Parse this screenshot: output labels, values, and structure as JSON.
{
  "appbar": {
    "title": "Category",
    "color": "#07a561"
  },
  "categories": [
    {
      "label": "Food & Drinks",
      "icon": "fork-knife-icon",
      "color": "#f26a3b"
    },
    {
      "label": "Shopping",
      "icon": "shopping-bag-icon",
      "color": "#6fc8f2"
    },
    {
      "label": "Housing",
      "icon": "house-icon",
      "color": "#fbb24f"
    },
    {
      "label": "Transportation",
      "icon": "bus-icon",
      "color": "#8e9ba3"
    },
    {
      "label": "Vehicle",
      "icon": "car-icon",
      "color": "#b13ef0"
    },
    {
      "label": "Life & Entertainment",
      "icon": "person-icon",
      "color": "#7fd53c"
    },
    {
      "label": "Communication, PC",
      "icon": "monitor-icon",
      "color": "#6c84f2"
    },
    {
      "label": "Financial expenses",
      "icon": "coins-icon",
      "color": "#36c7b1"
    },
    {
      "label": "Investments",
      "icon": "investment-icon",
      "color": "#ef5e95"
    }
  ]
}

========================

Set down the entries above again, word for word.

__The result__.
Parse this screenshot: output labels, values, and structure as JSON.
{
  "appbar": {
    "title": "Category",
    "color": "#07a561"
  },
  "categories": [
    {
      "label": "Food & Drinks",
      "icon": "fork-knife-icon",
      "color": "#f26a3b"
    },
    {
      "label": "Shopping",
      "icon": "shopping-bag-icon",
      "color": "#6fc8f2"
    },
    {
      "label": "Housing",
      "icon": "house-icon",
      "color": "#fbb24f"
    },
    {
      "label": "Transportation",
      "icon": "bus-icon",
      "color": "#8e9ba3"
    },
    {
      "label": "Vehicle",
      "icon": "car-icon",
      "color": "#b13ef0"
    },
    {
      "label": "Life & Entertainment",
      "icon": "person-icon",
      "color": "#7fd53c"
    },
    {
      "label": "Communication, PC",
      "icon": "monitor-icon",
      "color": "#6c84f2"
    },
    {
      "label": "Financial expenses",
      "icon": "coins-icon",
      "color": "#36c7b1"
    },
    {
      "label": "Investments",
      "icon": "investment-icon",
      "color": "#ef5e95"
    }
  ]
}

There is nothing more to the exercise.